> Exercise instructions: Return the whole listing, line for line, without the pictures in it.

-- Start Records for this task --

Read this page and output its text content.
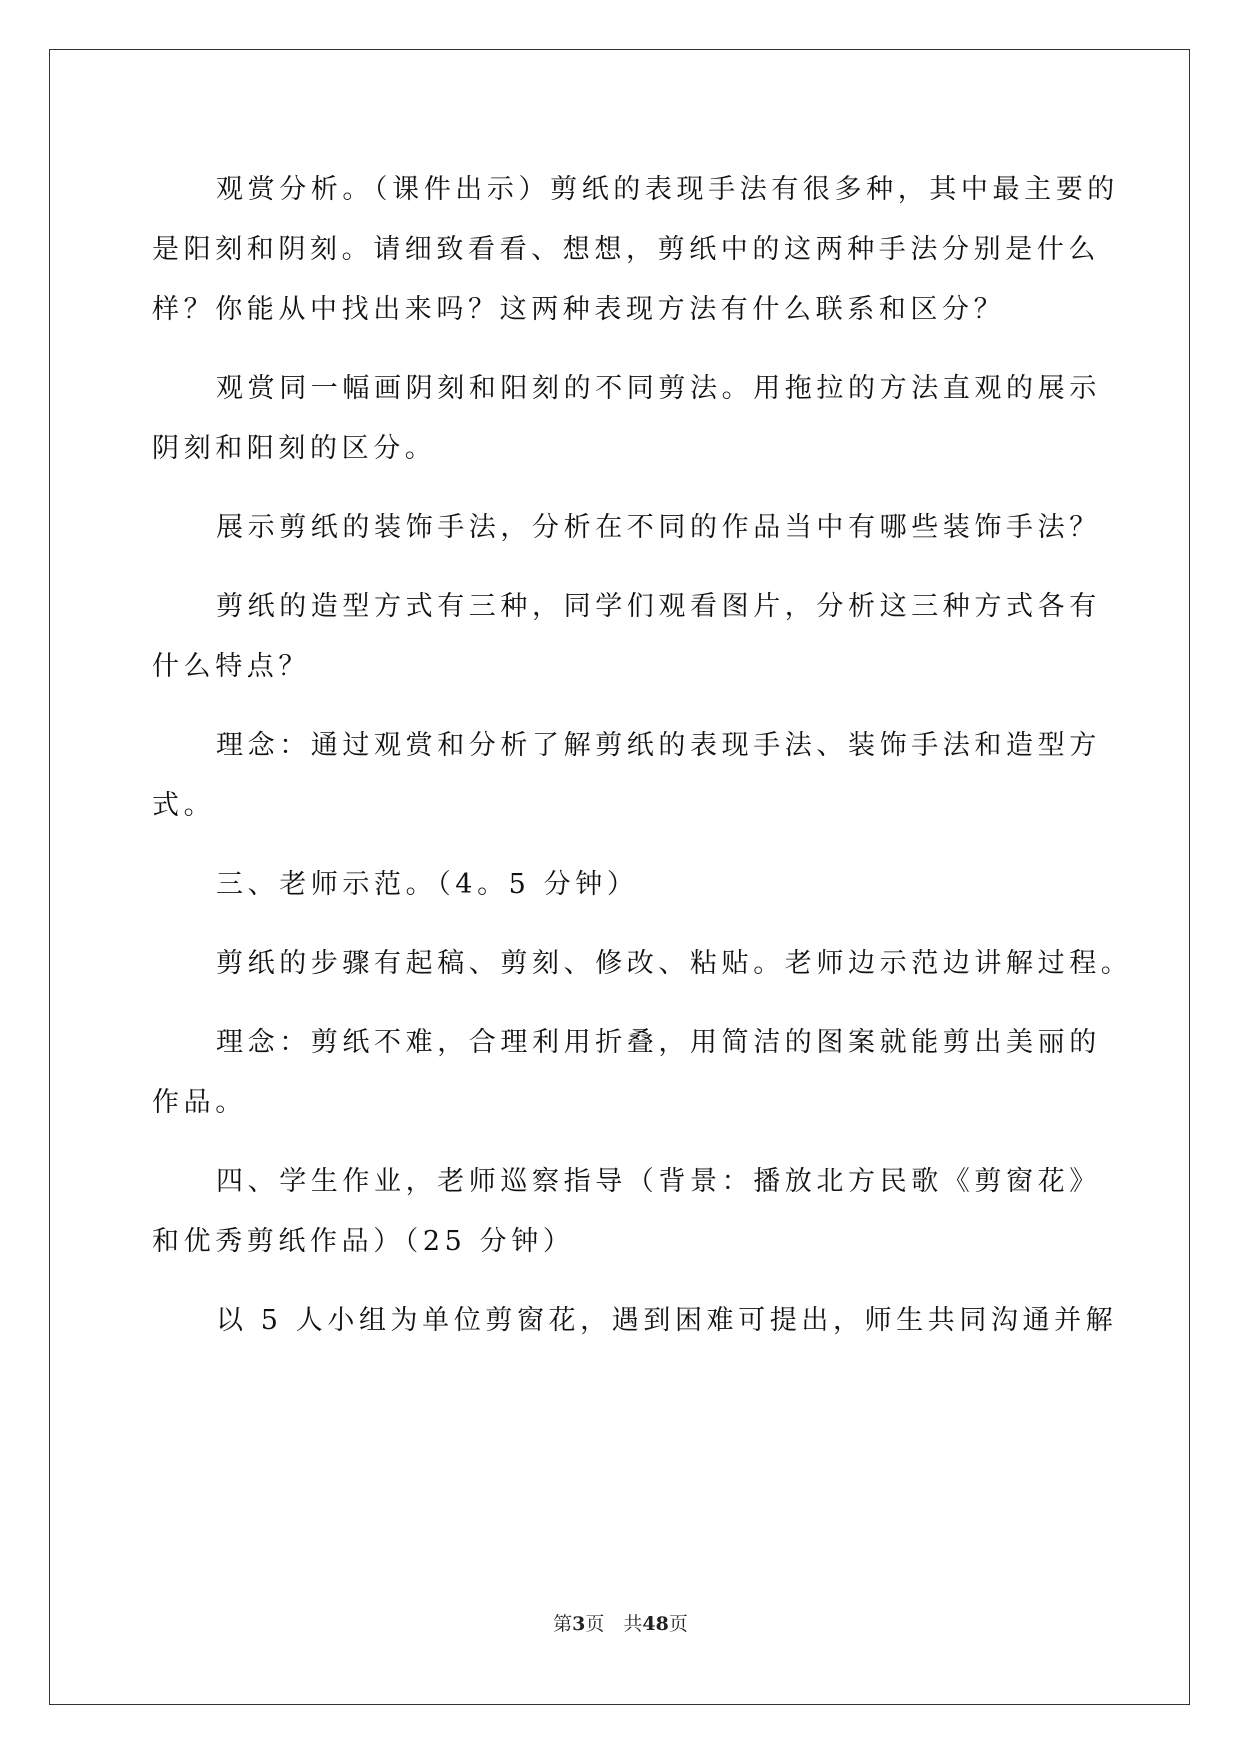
观赏分析。（课件出示）剪纸的表现手法有很多种，其中最主要的
是阳刻和阴刻。请细致看看、想想，剪纸中的这两种手法分别是什么
样？你能从中找出来吗？这两种表现方法有什么联系和区分？
观赏同一幅画阴刻和阳刻的不同剪法。用拖拉的方法直观的展示
阴刻和阳刻的区分。
展示剪纸的装饰手法，分析在不同的作品当中有哪些装饰手法？
剪纸的造型方式有三种，同学们观看图片，分析这三种方式各有
什么特点？
理念：通过观赏和分析了解剪纸的表现手法、装饰手法和造型方
式。
三、老师示范。（4。5 分钟）
剪纸的步骤有起稿、剪刻、修改、粘贴。老师边示范边讲解过程。
理念：剪纸不难，合理利用折叠，用简洁的图案就能剪出美丽的
作品。
四、学生作业，老师巡察指导（背景：播放北方民歌《剪窗花》
和优秀剪纸作品）（25 分钟）
以 5 人小组为单位剪窗花，遇到困难可提出，师生共同沟通并解
第3页　共48页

-- End Records for this task --

> Answer below:
Read this page and output its text content.
观赏分析。（课件出示）剪纸的表现手法有很多种，其中最主要的
是阳刻和阴刻。请细致看看、想想，剪纸中的这两种手法分别是什么
样？你能从中找出来吗？这两种表现方法有什么联系和区分？
观赏同一幅画阴刻和阳刻的不同剪法。用拖拉的方法直观的展示
阴刻和阳刻的区分。
展示剪纸的装饰手法，分析在不同的作品当中有哪些装饰手法？
剪纸的造型方式有三种，同学们观看图片，分析这三种方式各有
什么特点？
理念：通过观赏和分析了解剪纸的表现手法、装饰手法和造型方
式。
三、老师示范。（4。5 分钟）
剪纸的步骤有起稿、剪刻、修改、粘贴。老师边示范边讲解过程。
理念：剪纸不难，合理利用折叠，用简洁的图案就能剪出美丽的
作品。
四、学生作业，老师巡察指导（背景：播放北方民歌《剪窗花》
和优秀剪纸作品）（25 分钟）
以 5 人小组为单位剪窗花，遇到困难可提出，师生共同沟通并解
第3页　共48页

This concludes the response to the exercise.